Reading text

The above patents and the prior art that is discussed and/or cited therein should be studied for the purpose of putting the present invention into proper perspective relative to the prior art.
A subject of the invention is an improvement for use in a press of the type having first and second opposing members that are axially movable relative to each other to exert a force on a workpiece positioned therebetween, and a pilot pin carried by the first member and adapted to be received into an opening in the workpiece. According to an aspect of the invention, the improvement comprises mounting means for mounting the pin to slide axially relative to the first member. The pin is biased axially outwardly toward the second member by biasing means. The biasing means is yieldable to allow the pin to move axially inwardly when the pin is misaligned with the opening in the workpiece and the first and second members are moved axially toward each other. This prevents the pin from damaging the workpiece. Retracting means, responsive to axially inward movement of the pin, is provided for allowing the first member to move axially inwardly to thereby provide clearance for the workpiece between the first and second members.
A preferred feature of the invention is retracting means which comprises a thrust plate and moving means. The thrust plate has an axially outer support surface that supports the first member when the pin is in an axially outward position. The moving means is responsive to axially inward movement of the pin and moves the thrust plate radially to allow the first member to move axially inwardly.

Excerpted data
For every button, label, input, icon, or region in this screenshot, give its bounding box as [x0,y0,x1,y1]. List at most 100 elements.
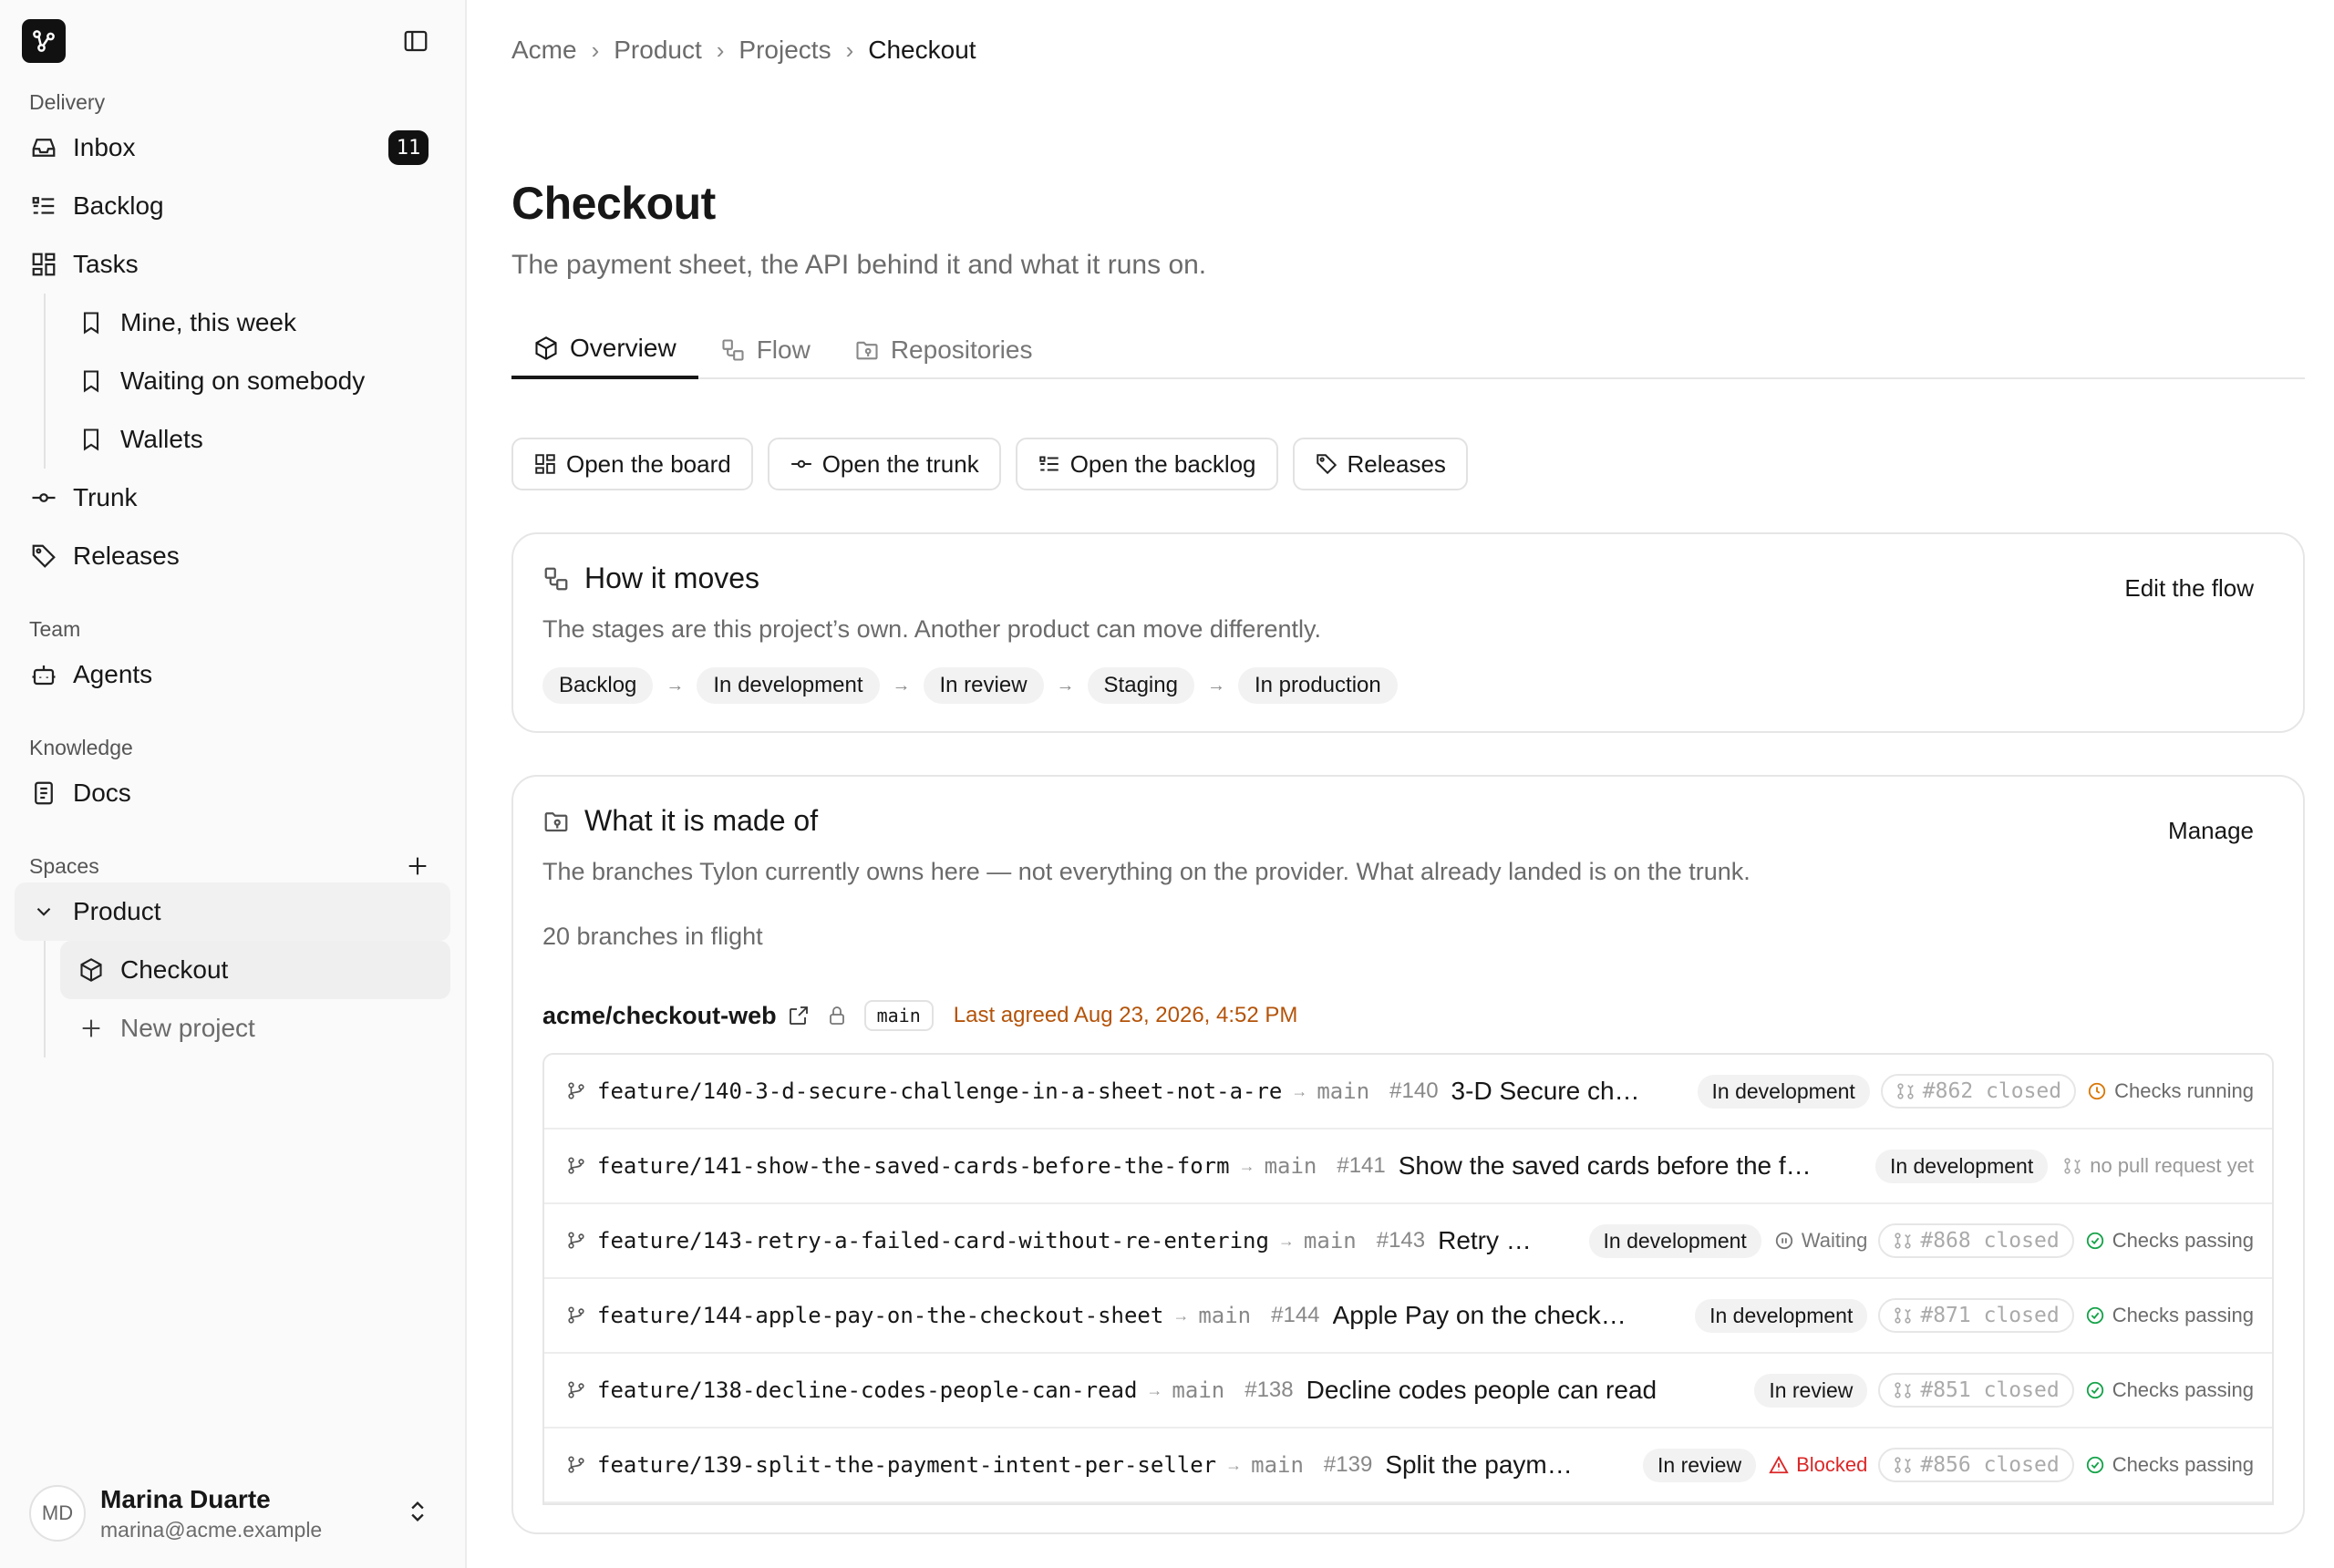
bot-icon [29,660,58,689]
arrow-right-icon: → [1291,1081,1308,1100]
task-title[interactable]: 3-D Secure ch… [1451,1077,1683,1106]
sidebar-item-docs[interactable]: Docs [15,764,450,822]
tab-flow[interactable]: Flow [698,321,832,379]
pull-request-badge[interactable]: #851 closed [1878,1373,2074,1408]
no-pull-request: no pull request yet [2062,1154,2254,1178]
sidebar-item-label: Trunk [73,483,138,511]
breadcrumb-product[interactable]: Product [614,36,702,65]
checks-label: Checks running [2114,1079,2254,1102]
stage-badge: In review [1643,1448,1757,1482]
branch-row[interactable]: feature/139-split-the-payment-intent-per… [544,1429,2272,1503]
tab-repositories[interactable]: Repositories [832,321,1055,379]
stage-chip: In development [697,667,880,704]
sidebar-item-inbox[interactable]: Inbox 11 [15,119,450,177]
stage-chip: In review [923,667,1044,704]
card-description: The stages are this project’s own. Anoth… [542,615,1321,643]
check-circle-icon [2085,1231,2105,1251]
task-title[interactable]: Retry … [1438,1226,1574,1255]
section-knowledge: Knowledge [29,736,133,759]
new-project-label: New project [120,1014,255,1042]
check-circle-icon [2085,1380,2105,1400]
branch-name[interactable]: feature/144-apple-pay-on-the-checkout-sh… [597,1303,1163,1328]
task-title[interactable]: Apple Pay on the check… [1333,1301,1681,1330]
breadcrumb-acme[interactable]: Acme [511,36,577,65]
chevron-down-icon [29,897,58,926]
branch-row[interactable]: feature/143-retry-a-failed-card-without-… [544,1204,2272,1279]
git-branch-icon [566,1081,586,1101]
arrow-right-icon: → [892,675,911,696]
branch-row[interactable]: feature/140-3-d-secure-challenge-in-a-sh… [544,1055,2272,1130]
add-space-icon[interactable] [403,851,432,881]
commit-icon [29,483,58,512]
project-checkout[interactable]: Checkout [60,941,450,999]
task-view-waiting[interactable]: Waiting on somebody [60,352,450,410]
pull-request-badge[interactable]: #862 closed [1880,1074,2077,1109]
sidebar-item-agents[interactable]: Agents [15,645,450,704]
avatar: MD [29,1485,86,1542]
tab-overview[interactable]: Overview [511,321,698,379]
sidebar-item-tasks[interactable]: Tasks [15,235,450,294]
task-number[interactable]: #143 [1377,1228,1425,1253]
branch-name[interactable]: feature/140-3-d-secure-challenge-in-a-sh… [597,1078,1282,1104]
branch-row[interactable]: feature/141-show-the-saved-cards-before-… [544,1130,2272,1204]
user-menu[interactable]: MD Marina Duarte marina@acme.example [15,1475,450,1552]
task-view-label: Mine, this week [120,308,296,336]
tag-icon [1315,452,1338,476]
checks-label: Checks passing [2112,1229,2254,1252]
sidebar-toggle-icon[interactable] [399,25,432,57]
sidebar-item-releases[interactable]: Releases [15,527,450,585]
space-product[interactable]: Product [15,882,450,941]
task-number[interactable]: #141 [1337,1153,1385,1179]
space-projects: Checkout New project [44,941,450,1057]
pull-request-badge[interactable]: #868 closed [1878,1223,2074,1258]
breadcrumb-projects[interactable]: Projects [738,36,831,65]
arrow-right-icon: → [1225,1455,1243,1474]
chevron-right-icon: › [845,36,854,64]
task-number[interactable]: #139 [1324,1452,1372,1478]
task-number[interactable]: #144 [1271,1303,1319,1328]
task-view-wallets[interactable]: Wallets [60,410,450,469]
inbox-count-badge: 11 [388,130,429,165]
task-view-label: Wallets [120,425,203,453]
pause-circle-icon [1774,1231,1794,1251]
stage-badge: In development [1874,1149,2049,1183]
tab-label: Flow [756,335,811,364]
branch-name[interactable]: feature/143-retry-a-failed-card-without-… [597,1228,1269,1253]
spaces-label: Spaces [29,854,99,878]
task-number[interactable]: #138 [1244,1377,1293,1403]
task-title[interactable]: Decline codes people can read [1306,1376,1740,1405]
task-title[interactable]: Show the saved cards before the f… [1399,1151,1861,1181]
workflow-icon [720,337,746,363]
checks-label: Checks passing [2112,1378,2254,1401]
bookmark-icon [77,425,106,454]
task-view-mine[interactable]: Mine, this week [60,294,450,352]
open-trunk-button[interactable]: Open the trunk [767,438,1001,490]
new-project[interactable]: New project [60,999,450,1057]
pull-request-badge[interactable]: #871 closed [1878,1298,2074,1333]
check-circle-icon [2085,1455,2105,1475]
branch-name[interactable]: feature/139-split-the-payment-intent-per… [597,1452,1216,1478]
external-link-icon[interactable] [788,1005,810,1026]
branch-row[interactable]: feature/144-apple-pay-on-the-checkout-sh… [544,1279,2272,1354]
sidebar-item-label: Docs [73,779,131,807]
sidebar-item-backlog[interactable]: Backlog [15,177,450,235]
branch-name[interactable]: feature/138-decline-codes-people-can-rea… [597,1377,1137,1403]
task-number[interactable]: #140 [1389,1078,1438,1104]
task-title[interactable]: Split the paym… [1385,1450,1628,1480]
open-board-button[interactable]: Open the board [511,438,753,490]
git-pull-request-closed-icon [1893,1305,1913,1326]
manage-button[interactable]: Manage [2168,817,2254,845]
app-logo[interactable] [22,19,66,63]
edit-flow-button[interactable]: Edit the flow [2124,574,2254,603]
open-backlog-button[interactable]: Open the backlog [1015,438,1278,490]
branch-target: main [1317,1078,1370,1104]
sidebar-item-trunk[interactable]: Trunk [15,469,450,527]
pull-request-badge[interactable]: #856 closed [1878,1448,2074,1482]
repo-name[interactable]: acme/checkout-web [542,1002,777,1030]
user-name: Marina Duarte [100,1484,271,1513]
list-checks-icon [1038,452,1061,476]
git-branch-icon [566,1380,586,1400]
branch-name[interactable]: feature/141-show-the-saved-cards-before-… [597,1153,1230,1179]
branch-row[interactable]: feature/138-decline-codes-people-can-rea… [544,1354,2272,1429]
releases-button[interactable]: Releases [1292,438,1468,490]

Task
In the patent text about the press, what does the thrust plate's axially outer support surface support when the pin is in an axially outward position?

Problem solution
It supports the first member.